Work required »
Output all lines exactly.

Entries supplied »
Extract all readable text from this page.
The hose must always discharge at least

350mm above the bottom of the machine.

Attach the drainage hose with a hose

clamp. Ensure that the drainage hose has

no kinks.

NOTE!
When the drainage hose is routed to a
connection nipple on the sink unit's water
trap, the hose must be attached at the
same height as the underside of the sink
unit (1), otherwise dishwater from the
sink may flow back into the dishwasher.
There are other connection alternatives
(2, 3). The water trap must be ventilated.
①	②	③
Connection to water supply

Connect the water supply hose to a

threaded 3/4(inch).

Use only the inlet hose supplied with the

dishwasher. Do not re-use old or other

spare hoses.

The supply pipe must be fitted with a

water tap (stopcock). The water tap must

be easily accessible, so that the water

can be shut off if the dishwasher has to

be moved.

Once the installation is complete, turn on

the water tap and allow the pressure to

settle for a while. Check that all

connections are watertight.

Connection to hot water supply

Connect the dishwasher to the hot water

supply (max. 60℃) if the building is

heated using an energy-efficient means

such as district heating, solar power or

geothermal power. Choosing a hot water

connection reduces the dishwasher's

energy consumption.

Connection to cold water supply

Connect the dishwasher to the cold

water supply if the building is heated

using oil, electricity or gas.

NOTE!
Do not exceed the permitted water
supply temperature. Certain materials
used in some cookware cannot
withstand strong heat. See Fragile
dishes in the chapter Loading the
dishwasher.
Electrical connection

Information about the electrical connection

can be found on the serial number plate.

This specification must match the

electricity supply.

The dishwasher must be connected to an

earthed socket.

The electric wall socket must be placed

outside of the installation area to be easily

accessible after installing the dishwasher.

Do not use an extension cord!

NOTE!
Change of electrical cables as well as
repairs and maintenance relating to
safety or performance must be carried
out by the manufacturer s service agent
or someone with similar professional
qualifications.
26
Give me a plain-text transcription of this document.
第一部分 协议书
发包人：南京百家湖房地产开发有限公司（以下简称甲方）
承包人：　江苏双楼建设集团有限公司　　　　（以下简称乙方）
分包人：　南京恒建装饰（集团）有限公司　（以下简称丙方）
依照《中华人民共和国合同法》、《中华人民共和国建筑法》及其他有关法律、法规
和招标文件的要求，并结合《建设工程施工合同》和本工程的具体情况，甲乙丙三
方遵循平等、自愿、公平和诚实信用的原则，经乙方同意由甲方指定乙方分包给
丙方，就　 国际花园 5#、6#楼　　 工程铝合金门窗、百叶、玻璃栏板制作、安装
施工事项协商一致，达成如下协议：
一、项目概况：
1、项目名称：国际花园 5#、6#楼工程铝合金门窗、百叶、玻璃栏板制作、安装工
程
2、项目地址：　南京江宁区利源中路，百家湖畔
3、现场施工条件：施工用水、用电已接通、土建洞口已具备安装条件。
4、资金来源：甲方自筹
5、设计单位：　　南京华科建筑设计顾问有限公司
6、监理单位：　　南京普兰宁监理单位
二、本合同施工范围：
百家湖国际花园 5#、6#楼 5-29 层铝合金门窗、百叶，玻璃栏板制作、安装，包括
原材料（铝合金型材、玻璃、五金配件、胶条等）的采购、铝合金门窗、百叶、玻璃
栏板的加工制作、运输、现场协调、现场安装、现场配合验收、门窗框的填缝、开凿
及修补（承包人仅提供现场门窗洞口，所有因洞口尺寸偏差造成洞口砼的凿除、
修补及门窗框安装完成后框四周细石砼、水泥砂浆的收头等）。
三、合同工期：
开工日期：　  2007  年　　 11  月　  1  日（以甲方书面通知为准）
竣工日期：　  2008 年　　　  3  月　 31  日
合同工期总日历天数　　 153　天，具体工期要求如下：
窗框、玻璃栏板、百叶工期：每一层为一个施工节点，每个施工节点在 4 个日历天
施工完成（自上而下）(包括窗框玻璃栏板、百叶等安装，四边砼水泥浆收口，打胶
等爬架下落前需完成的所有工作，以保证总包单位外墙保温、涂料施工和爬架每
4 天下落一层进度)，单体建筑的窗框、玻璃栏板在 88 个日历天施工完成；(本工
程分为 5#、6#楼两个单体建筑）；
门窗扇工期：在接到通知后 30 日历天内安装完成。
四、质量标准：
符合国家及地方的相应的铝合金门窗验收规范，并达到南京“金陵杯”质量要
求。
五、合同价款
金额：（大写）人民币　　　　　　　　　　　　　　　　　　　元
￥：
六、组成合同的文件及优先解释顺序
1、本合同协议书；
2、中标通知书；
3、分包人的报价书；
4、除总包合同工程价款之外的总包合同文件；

Exercise output »
Extract all readable text from this page.
The hose must always discharge at least

350mm above the bottom of the machine.

Attach the drainage hose with a hose

clamp. Ensure that the drainage hose has

no kinks.

NOTE!
When the drainage hose is routed to a
connection nipple on the sink unit's water
trap, the hose must be attached at the
same height as the underside of the sink
unit (1), otherwise dishwater from the
sink may flow back into the dishwasher.
There are other connection alternatives
(2, 3). The water trap must be ventilated.
①	②	③
Connection to water supply

Connect the water supply hose to a

threaded 3/4(inch).

Use only the inlet hose supplied with the

dishwasher. Do not re-use old or other

spare hoses.

The supply pipe must be fitted with a

water tap (stopcock). The water tap must

be easily accessible, so that the water

can be shut off if the dishwasher has to

be moved.

Once the installation is complete, turn on

the water tap and allow the pressure to

settle for a while. Check that all

connections are watertight.

Connection to hot water supply

Connect the dishwasher to the hot water

supply (max. 60℃) if the building is

heated using an energy-efficient means

such as district heating, solar power or

geothermal power. Choosing a hot water

connection reduces the dishwasher's

energy consumption.

Connection to cold water supply

Connect the dishwasher to the cold

water supply if the building is heated

using oil, electricity or gas.

NOTE!
Do not exceed the permitted water
supply temperature. Certain materials
used in some cookware cannot
withstand strong heat. See Fragile
dishes in the chapter Loading the
dishwasher.
Electrical connection

Information about the electrical connection

can be found on the serial number plate.

This specification must match the

electricity supply.

The dishwasher must be connected to an

earthed socket.

The electric wall socket must be placed

outside of the installation area to be easily

accessible after installing the dishwasher.

Do not use an extension cord!

NOTE!
Change of electrical cables as well as
repairs and maintenance relating to
safety or performance must be carried
out by the manufacturer s service agent
or someone with similar professional
qualifications.
26
Give me a plain-text transcription of this document.
第一部分 协议书
发包人：南京百家湖房地产开发有限公司（以下简称甲方）
承包人：　江苏双楼建设集团有限公司　　　　（以下简称乙方）
分包人：　南京恒建装饰（集团）有限公司　（以下简称丙方）
依照《中华人民共和国合同法》、《中华人民共和国建筑法》及其他有关法律、法规
和招标文件的要求，并结合《建设工程施工合同》和本工程的具体情况，甲乙丙三
方遵循平等、自愿、公平和诚实信用的原则，经乙方同意由甲方指定乙方分包给
丙方，就　 国际花园 5#、6#楼　　 工程铝合金门窗、百叶、玻璃栏板制作、安装
施工事项协商一致，达成如下协议：
一、项目概况：
1、项目名称：国际花园 5#、6#楼工程铝合金门窗、百叶、玻璃栏板制作、安装工
程
2、项目地址：　南京江宁区利源中路，百家湖畔
3、现场施工条件：施工用水、用电已接通、土建洞口已具备安装条件。
4、资金来源：甲方自筹
5、设计单位：　　南京华科建筑设计顾问有限公司
6、监理单位：　　南京普兰宁监理单位
二、本合同施工范围：
百家湖国际花园 5#、6#楼 5-29 层铝合金门窗、百叶，玻璃栏板制作、安装，包括
原材料（铝合金型材、玻璃、五金配件、胶条等）的采购、铝合金门窗、百叶、玻璃
栏板的加工制作、运输、现场协调、现场安装、现场配合验收、门窗框的填缝、开凿
及修补（承包人仅提供现场门窗洞口，所有因洞口尺寸偏差造成洞口砼的凿除、
修补及门窗框安装完成后框四周细石砼、水泥砂浆的收头等）。
三、合同工期：
开工日期：　  2007  年　　 11  月　  1  日（以甲方书面通知为准）
竣工日期：　  2008 年　　　  3  月　 31  日
合同工期总日历天数　　 153　天，具体工期要求如下：
窗框、玻璃栏板、百叶工期：每一层为一个施工节点，每个施工节点在 4 个日历天
施工完成（自上而下）(包括窗框玻璃栏板、百叶等安装，四边砼水泥浆收口，打胶
等爬架下落前需完成的所有工作，以保证总包单位外墙保温、涂料施工和爬架每
4 天下落一层进度)，单体建筑的窗框、玻璃栏板在 88 个日历天施工完成；(本工
程分为 5#、6#楼两个单体建筑）；
门窗扇工期：在接到通知后 30 日历天内安装完成。
四、质量标准：
符合国家及地方的相应的铝合金门窗验收规范，并达到南京“金陵杯”质量要
求。
五、合同价款
金额：（大写）人民币　　　　　　　　　　　　　　　　　　　元
￥：
六、组成合同的文件及优先解释顺序
1、本合同协议书；
2、中标通知书；
3、分包人的报价书；
4、除总包合同工程价款之外的总包合同文件；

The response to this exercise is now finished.